**THE DATA**
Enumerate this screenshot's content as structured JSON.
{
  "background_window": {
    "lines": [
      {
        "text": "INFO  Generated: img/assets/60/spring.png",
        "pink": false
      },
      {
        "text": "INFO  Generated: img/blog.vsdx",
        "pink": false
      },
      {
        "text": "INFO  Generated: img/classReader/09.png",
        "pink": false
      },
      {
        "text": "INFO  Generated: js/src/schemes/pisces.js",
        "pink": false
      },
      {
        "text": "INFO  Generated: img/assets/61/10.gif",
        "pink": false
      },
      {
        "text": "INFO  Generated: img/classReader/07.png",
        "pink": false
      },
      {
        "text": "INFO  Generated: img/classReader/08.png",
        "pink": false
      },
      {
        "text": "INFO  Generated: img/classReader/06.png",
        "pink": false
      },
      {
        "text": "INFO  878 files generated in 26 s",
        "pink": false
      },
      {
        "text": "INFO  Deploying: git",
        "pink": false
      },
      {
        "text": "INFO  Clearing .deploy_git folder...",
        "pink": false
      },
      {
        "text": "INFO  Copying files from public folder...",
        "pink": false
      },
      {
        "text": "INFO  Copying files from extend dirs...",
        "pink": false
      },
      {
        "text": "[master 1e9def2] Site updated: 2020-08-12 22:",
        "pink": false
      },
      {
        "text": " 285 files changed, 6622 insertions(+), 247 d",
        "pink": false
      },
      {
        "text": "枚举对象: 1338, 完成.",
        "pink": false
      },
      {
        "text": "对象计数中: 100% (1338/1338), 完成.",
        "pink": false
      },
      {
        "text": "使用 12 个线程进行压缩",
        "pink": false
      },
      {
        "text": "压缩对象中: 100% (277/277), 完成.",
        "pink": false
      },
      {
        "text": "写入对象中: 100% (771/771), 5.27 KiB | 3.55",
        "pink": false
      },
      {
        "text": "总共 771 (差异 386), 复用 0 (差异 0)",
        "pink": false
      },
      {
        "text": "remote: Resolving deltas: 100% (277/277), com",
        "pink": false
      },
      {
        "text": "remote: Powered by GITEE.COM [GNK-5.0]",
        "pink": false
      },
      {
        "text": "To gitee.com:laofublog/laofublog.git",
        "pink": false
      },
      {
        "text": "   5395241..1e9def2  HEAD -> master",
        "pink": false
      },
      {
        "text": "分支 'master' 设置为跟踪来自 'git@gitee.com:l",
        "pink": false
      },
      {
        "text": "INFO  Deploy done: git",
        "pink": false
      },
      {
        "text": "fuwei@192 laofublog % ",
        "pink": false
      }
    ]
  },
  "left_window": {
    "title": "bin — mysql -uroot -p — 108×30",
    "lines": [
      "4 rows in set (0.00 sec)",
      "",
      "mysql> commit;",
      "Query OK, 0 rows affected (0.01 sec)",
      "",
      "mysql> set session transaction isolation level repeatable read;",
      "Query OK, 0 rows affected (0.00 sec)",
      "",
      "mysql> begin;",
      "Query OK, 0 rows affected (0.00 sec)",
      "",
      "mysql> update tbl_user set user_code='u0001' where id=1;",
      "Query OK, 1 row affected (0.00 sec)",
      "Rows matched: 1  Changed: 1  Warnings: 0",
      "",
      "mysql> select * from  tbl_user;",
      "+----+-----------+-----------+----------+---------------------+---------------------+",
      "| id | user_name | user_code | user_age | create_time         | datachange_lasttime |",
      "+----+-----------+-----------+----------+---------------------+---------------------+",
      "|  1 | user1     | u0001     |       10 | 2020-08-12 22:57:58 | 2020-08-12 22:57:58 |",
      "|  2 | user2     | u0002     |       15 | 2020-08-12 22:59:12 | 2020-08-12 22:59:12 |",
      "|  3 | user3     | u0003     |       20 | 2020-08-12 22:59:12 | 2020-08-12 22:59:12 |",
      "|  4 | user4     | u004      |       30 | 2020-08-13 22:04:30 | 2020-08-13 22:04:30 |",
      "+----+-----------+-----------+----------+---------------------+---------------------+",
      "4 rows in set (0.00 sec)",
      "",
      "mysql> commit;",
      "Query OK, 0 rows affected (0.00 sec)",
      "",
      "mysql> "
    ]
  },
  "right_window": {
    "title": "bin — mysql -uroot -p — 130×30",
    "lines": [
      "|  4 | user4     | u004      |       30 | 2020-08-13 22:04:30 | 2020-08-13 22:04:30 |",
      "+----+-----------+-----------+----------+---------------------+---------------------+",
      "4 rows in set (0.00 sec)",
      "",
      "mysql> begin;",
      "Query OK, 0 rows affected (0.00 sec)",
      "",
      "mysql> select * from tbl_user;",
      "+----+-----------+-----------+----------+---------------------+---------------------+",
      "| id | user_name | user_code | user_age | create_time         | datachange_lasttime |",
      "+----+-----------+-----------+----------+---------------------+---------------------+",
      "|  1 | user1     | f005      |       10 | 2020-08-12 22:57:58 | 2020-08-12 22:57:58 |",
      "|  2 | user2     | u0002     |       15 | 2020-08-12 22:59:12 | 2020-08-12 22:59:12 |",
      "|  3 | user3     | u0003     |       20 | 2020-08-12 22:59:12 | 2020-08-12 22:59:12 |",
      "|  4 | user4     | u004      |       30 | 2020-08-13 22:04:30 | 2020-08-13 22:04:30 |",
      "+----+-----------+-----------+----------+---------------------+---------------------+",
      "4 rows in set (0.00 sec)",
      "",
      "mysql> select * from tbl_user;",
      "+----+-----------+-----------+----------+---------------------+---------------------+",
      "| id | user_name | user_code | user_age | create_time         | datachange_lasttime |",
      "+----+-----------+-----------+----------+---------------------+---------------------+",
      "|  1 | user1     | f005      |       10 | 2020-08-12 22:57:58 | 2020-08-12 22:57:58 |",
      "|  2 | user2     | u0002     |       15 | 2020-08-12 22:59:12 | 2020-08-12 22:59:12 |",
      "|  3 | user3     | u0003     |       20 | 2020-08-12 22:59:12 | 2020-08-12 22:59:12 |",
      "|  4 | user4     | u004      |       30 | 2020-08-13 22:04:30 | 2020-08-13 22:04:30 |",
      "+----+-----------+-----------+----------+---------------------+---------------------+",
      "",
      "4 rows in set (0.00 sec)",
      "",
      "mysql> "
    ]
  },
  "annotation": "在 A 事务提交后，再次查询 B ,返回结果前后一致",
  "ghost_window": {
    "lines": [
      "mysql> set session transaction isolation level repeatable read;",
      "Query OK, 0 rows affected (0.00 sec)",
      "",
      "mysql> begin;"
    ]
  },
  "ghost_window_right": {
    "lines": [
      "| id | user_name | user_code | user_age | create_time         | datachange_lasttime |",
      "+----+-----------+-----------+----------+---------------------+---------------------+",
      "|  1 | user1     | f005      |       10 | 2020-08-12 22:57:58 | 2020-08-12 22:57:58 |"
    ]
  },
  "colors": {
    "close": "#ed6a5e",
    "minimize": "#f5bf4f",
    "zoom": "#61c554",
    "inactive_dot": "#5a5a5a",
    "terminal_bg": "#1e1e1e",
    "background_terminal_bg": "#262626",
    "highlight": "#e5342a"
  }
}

**PROMPT**
Go back to the listing above and please repeat it exactly.

**RESULT FOR THIS TASK**
Enumerate this screenshot's content as structured JSON.
{
  "background_window": {
    "lines": [
      {
        "text": "INFO  Generated: img/assets/60/spring.png",
        "pink": false
      },
      {
        "text": "INFO  Generated: img/blog.vsdx",
        "pink": false
      },
      {
        "text": "INFO  Generated: img/classReader/09.png",
        "pink": false
      },
      {
        "text": "INFO  Generated: js/src/schemes/pisces.js",
        "pink": false
      },
      {
        "text": "INFO  Generated: img/assets/61/10.gif",
        "pink": false
      },
      {
        "text": "INFO  Generated: img/classReader/07.png",
        "pink": false
      },
      {
        "text": "INFO  Generated: img/classReader/08.png",
        "pink": false
      },
      {
        "text": "INFO  Generated: img/classReader/06.png",
        "pink": false
      },
      {
        "text": "INFO  878 files generated in 26 s",
        "pink": false
      },
      {
        "text": "INFO  Deploying: git",
        "pink": false
      },
      {
        "text": "INFO  Clearing .deploy_git folder...",
        "pink": false
      },
      {
        "text": "INFO  Copying files from public folder...",
        "pink": false
      },
      {
        "text": "INFO  Copying files from extend dirs...",
        "pink": false
      },
      {
        "text": "[master 1e9def2] Site updated: 2020-08-12 22:",
        "pink": false
      },
      {
        "text": " 285 files changed, 6622 insertions(+), 247 d",
        "pink": false
      },
      {
        "text": "枚举对象: 1338, 完成.",
        "pink": false
      },
      {
        "text": "对象计数中: 100% (1338/1338), 完成.",
        "pink": false
      },
      {
        "text": "使用 12 个线程进行压缩",
        "pink": false
      },
      {
        "text": "压缩对象中: 100% (277/277), 完成.",
        "pink": false
      },
      {
        "text": "写入对象中: 100% (771/771), 5.27 KiB | 3.55",
        "pink": false
      },
      {
        "text": "总共 771 (差异 386), 复用 0 (差异 0)",
        "pink": false
      },
      {
        "text": "remote: Resolving deltas: 100% (277/277), com",
        "pink": false
      },
      {
        "text": "remote: Powered by GITEE.COM [GNK-5.0]",
        "pink": false
      },
      {
        "text": "To gitee.com:laofublog/laofublog.git",
        "pink": false
      },
      {
        "text": "   5395241..1e9def2  HEAD -> master",
        "pink": false
      },
      {
        "text": "分支 'master' 设置为跟踪来自 'git@gitee.com:l",
        "pink": false
      },
      {
        "text": "INFO  Deploy done: git",
        "pink": false
      },
      {
        "text": "fuwei@192 laofublog % ",
        "pink": false
      }
    ]
  },
  "left_window": {
    "title": "bin — mysql -uroot -p — 108×30",
    "lines": [
      "4 rows in set (0.00 sec)",
      "",
      "mysql> commit;",
      "Query OK, 0 rows affected (0.01 sec)",
      "",
      "mysql> set session transaction isolation level repeatable read;",
      "Query OK, 0 rows affected (0.00 sec)",
      "",
      "mysql> begin;",
      "Query OK, 0 rows affected (0.00 sec)",
      "",
      "mysql> update tbl_user set user_code='u0001' where id=1;",
      "Query OK, 1 row affected (0.00 sec)",
      "Rows matched: 1  Changed: 1  Warnings: 0",
      "",
      "mysql> select * from  tbl_user;",
      "+----+-----------+-----------+----------+---------------------+---------------------+",
      "| id | user_name | user_code | user_age | create_time         | datachange_lasttime |",
      "+----+-----------+-----------+----------+---------------------+---------------------+",
      "|  1 | user1     | u0001     |       10 | 2020-08-12 22:57:58 | 2020-08-12 22:57:58 |",
      "|  2 | user2     | u0002     |       15 | 2020-08-12 22:59:12 | 2020-08-12 22:59:12 |",
      "|  3 | user3     | u0003     |       20 | 2020-08-12 22:59:12 | 2020-08-12 22:59:12 |",
      "|  4 | user4     | u004      |       30 | 2020-08-13 22:04:30 | 2020-08-13 22:04:30 |",
      "+----+-----------+-----------+----------+---------------------+---------------------+",
      "4 rows in set (0.00 sec)",
      "",
      "mysql> commit;",
      "Query OK, 0 rows affected (0.00 sec)",
      "",
      "mysql> "
    ]
  },
  "right_window": {
    "title": "bin — mysql -uroot -p — 130×30",
    "lines": [
      "|  4 | user4     | u004      |       30 | 2020-08-13 22:04:30 | 2020-08-13 22:04:30 |",
      "+----+-----------+-----------+----------+---------------------+---------------------+",
      "4 rows in set (0.00 sec)",
      "",
      "mysql> begin;",
      "Query OK, 0 rows affected (0.00 sec)",
      "",
      "mysql> select * from tbl_user;",
      "+----+-----------+-----------+----------+---------------------+---------------------+",
      "| id | user_name | user_code | user_age | create_time         | datachange_lasttime |",
      "+----+-----------+-----------+----------+---------------------+---------------------+",
      "|  1 | user1     | f005      |       10 | 2020-08-12 22:57:58 | 2020-08-12 22:57:58 |",
      "|  2 | user2     | u0002     |       15 | 2020-08-12 22:59:12 | 2020-08-12 22:59:12 |",
      "|  3 | user3     | u0003     |       20 | 2020-08-12 22:59:12 | 2020-08-12 22:59:12 |",
      "|  4 | user4     | u004      |       30 | 2020-08-13 22:04:30 | 2020-08-13 22:04:30 |",
      "+----+-----------+-----------+----------+---------------------+---------------------+",
      "4 rows in set (0.00 sec)",
      "",
      "mysql> select * from tbl_user;",
      "+----+-----------+-----------+----------+---------------------+---------------------+",
      "| id | user_name | user_code | user_age | create_time         | datachange_lasttime |",
      "+----+-----------+-----------+----------+---------------------+---------------------+",
      "|  1 | user1     | f005      |       10 | 2020-08-12 22:57:58 | 2020-08-12 22:57:58 |",
      "|  2 | user2     | u0002     |       15 | 2020-08-12 22:59:12 | 2020-08-12 22:59:12 |",
      "|  3 | user3     | u0003     |       20 | 2020-08-12 22:59:12 | 2020-08-12 22:59:12 |",
      "|  4 | user4     | u004      |       30 | 2020-08-13 22:04:30 | 2020-08-13 22:04:30 |",
      "+----+-----------+-----------+----------+---------------------+---------------------+",
      "",
      "4 rows in set (0.00 sec)",
      "",
      "mysql> "
    ]
  },
  "annotation": "在 A 事务提交后，再次查询 B ,返回结果前后一致",
  "ghost_window": {
    "lines": [
      "mysql> set session transaction isolation level repeatable read;",
      "Query OK, 0 rows affected (0.00 sec)",
      "",
      "mysql> begin;"
    ]
  },
  "ghost_window_right": {
    "lines": [
      "| id | user_name | user_code | user_age | create_time         | datachange_lasttime |",
      "+----+-----------+-----------+----------+---------------------+---------------------+",
      "|  1 | user1     | f005      |       10 | 2020-08-12 22:57:58 | 2020-08-12 22:57:58 |"
    ]
  },
  "colors": {
    "close": "#ed6a5e",
    "minimize": "#f5bf4f",
    "zoom": "#61c554",
    "inactive_dot": "#5a5a5a",
    "terminal_bg": "#1e1e1e",
    "background_terminal_bg": "#262626",
    "highlight": "#e5342a"
  }
}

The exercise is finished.